[start of Material to process]

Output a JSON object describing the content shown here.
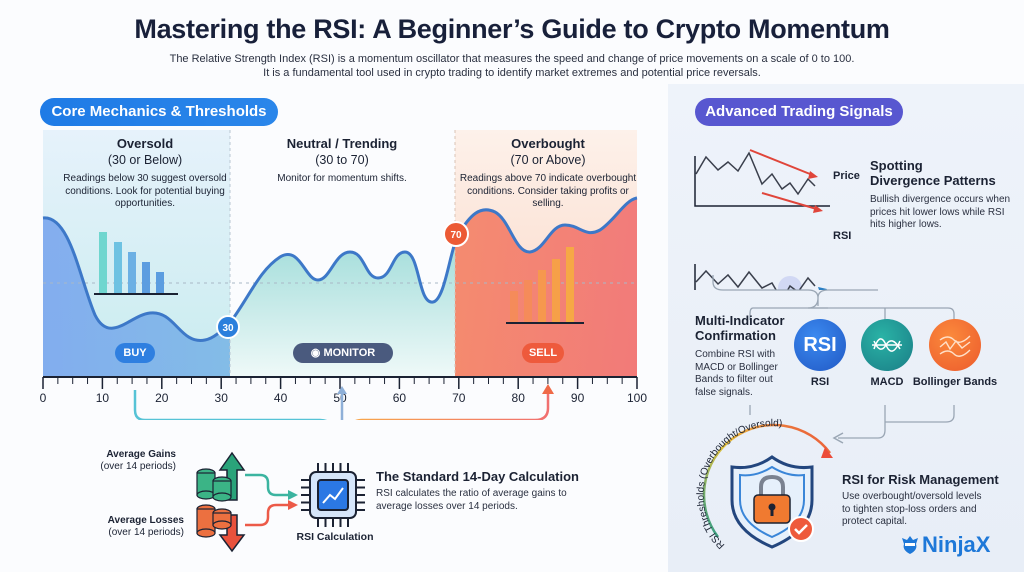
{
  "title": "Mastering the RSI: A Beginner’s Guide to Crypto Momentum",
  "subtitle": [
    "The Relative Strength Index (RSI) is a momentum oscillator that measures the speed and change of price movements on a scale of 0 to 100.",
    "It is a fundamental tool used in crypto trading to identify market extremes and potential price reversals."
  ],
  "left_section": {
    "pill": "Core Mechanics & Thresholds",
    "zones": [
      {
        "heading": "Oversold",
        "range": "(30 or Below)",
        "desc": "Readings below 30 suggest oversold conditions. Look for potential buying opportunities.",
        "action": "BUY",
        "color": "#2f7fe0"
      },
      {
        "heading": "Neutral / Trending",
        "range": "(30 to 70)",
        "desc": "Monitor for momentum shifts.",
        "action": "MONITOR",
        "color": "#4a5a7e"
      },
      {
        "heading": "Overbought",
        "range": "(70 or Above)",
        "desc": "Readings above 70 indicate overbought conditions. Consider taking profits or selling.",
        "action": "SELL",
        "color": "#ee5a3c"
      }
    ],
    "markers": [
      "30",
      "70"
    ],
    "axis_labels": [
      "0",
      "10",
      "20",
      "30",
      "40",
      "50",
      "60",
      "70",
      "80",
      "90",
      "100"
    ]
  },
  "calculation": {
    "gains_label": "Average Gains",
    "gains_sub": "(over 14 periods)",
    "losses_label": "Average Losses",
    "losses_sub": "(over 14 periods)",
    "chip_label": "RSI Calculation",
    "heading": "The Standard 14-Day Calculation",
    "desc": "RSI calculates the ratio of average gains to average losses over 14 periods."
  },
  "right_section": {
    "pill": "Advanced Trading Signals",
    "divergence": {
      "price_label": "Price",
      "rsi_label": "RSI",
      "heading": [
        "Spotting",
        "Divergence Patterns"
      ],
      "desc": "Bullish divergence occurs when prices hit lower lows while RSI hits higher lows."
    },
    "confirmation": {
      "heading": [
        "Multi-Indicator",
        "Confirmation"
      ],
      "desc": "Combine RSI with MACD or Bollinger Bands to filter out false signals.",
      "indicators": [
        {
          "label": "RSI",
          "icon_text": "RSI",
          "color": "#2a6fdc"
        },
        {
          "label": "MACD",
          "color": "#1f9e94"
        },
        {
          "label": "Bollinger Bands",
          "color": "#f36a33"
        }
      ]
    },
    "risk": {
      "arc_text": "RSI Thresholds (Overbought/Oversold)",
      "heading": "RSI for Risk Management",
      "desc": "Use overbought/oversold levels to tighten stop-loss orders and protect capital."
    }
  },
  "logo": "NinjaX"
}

[end of Material to process]

● Exercise goal
Transcribe the material exactly, keeping every word and none of the pictures.

● The reply
Output a JSON object describing the content shown here.
{
  "title": "Mastering the RSI: A Beginner’s Guide to Crypto Momentum",
  "subtitle": [
    "The Relative Strength Index (RSI) is a momentum oscillator that measures the speed and change of price movements on a scale of 0 to 100.",
    "It is a fundamental tool used in crypto trading to identify market extremes and potential price reversals."
  ],
  "left_section": {
    "pill": "Core Mechanics & Thresholds",
    "zones": [
      {
        "heading": "Oversold",
        "range": "(30 or Below)",
        "desc": "Readings below 30 suggest oversold conditions. Look for potential buying opportunities.",
        "action": "BUY",
        "color": "#2f7fe0"
      },
      {
        "heading": "Neutral / Trending",
        "range": "(30 to 70)",
        "desc": "Monitor for momentum shifts.",
        "action": "MONITOR",
        "color": "#4a5a7e"
      },
      {
        "heading": "Overbought",
        "range": "(70 or Above)",
        "desc": "Readings above 70 indicate overbought conditions. Consider taking profits or selling.",
        "action": "SELL",
        "color": "#ee5a3c"
      }
    ],
    "markers": [
      "30",
      "70"
    ],
    "axis_labels": [
      "0",
      "10",
      "20",
      "30",
      "40",
      "50",
      "60",
      "70",
      "80",
      "90",
      "100"
    ]
  },
  "calculation": {
    "gains_label": "Average Gains",
    "gains_sub": "(over 14 periods)",
    "losses_label": "Average Losses",
    "losses_sub": "(over 14 periods)",
    "chip_label": "RSI Calculation",
    "heading": "The Standard 14-Day Calculation",
    "desc": "RSI calculates the ratio of average gains to average losses over 14 periods."
  },
  "right_section": {
    "pill": "Advanced Trading Signals",
    "divergence": {
      "price_label": "Price",
      "rsi_label": "RSI",
      "heading": [
        "Spotting",
        "Divergence Patterns"
      ],
      "desc": "Bullish divergence occurs when prices hit lower lows while RSI hits higher lows."
    },
    "confirmation": {
      "heading": [
        "Multi-Indicator",
        "Confirmation"
      ],
      "desc": "Combine RSI with MACD or Bollinger Bands to filter out false signals.",
      "indicators": [
        {
          "label": "RSI",
          "icon_text": "RSI",
          "color": "#2a6fdc"
        },
        {
          "label": "MACD",
          "color": "#1f9e94"
        },
        {
          "label": "Bollinger Bands",
          "color": "#f36a33"
        }
      ]
    },
    "risk": {
      "arc_text": "RSI Thresholds (Overbought/Oversold)",
      "heading": "RSI for Risk Management",
      "desc": "Use overbought/oversold levels to tighten stop-loss orders and protect capital."
    }
  },
  "logo": "NinjaX"
}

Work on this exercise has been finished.